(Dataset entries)
- - -

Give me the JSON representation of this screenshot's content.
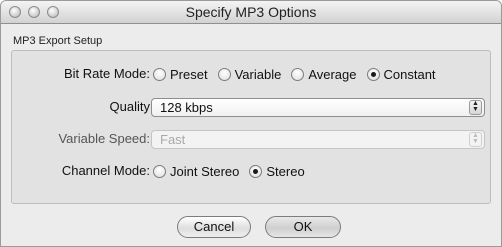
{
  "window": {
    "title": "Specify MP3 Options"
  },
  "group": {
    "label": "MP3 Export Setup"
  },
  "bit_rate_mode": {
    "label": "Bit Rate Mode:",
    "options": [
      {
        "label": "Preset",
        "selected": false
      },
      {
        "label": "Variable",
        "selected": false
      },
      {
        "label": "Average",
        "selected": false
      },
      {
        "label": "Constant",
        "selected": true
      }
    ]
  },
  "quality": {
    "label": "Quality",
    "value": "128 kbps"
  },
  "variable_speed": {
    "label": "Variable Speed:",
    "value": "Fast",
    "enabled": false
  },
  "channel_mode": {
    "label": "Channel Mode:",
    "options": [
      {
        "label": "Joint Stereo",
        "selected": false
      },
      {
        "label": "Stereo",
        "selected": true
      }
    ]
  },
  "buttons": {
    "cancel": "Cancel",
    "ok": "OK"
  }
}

- - -

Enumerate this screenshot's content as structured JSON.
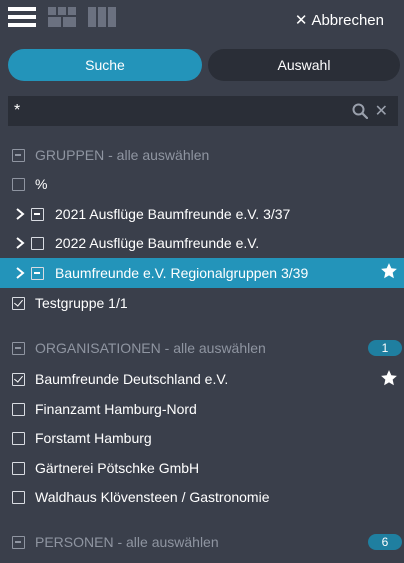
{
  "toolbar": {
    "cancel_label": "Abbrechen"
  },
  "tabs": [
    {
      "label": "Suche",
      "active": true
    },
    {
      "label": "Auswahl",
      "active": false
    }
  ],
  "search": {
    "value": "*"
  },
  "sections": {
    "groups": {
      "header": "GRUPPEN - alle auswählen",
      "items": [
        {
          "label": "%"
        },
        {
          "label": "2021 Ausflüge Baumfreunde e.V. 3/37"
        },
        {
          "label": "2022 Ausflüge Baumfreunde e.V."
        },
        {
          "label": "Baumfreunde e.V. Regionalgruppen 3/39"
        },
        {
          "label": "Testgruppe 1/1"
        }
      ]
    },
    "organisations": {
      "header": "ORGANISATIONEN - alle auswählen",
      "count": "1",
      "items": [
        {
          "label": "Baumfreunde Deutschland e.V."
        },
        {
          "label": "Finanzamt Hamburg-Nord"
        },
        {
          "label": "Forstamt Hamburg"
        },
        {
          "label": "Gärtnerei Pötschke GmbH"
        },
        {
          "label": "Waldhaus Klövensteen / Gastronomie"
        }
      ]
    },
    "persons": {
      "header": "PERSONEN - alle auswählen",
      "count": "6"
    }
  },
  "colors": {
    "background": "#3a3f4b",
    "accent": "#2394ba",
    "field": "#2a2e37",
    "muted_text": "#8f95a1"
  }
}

- - -

*Challenge*.
Gather from the data above every line with the string "Hamburg".

*Output*.
          "label": "Finanzamt Hamburg-Nord"
          "label": "Forstamt Hamburg"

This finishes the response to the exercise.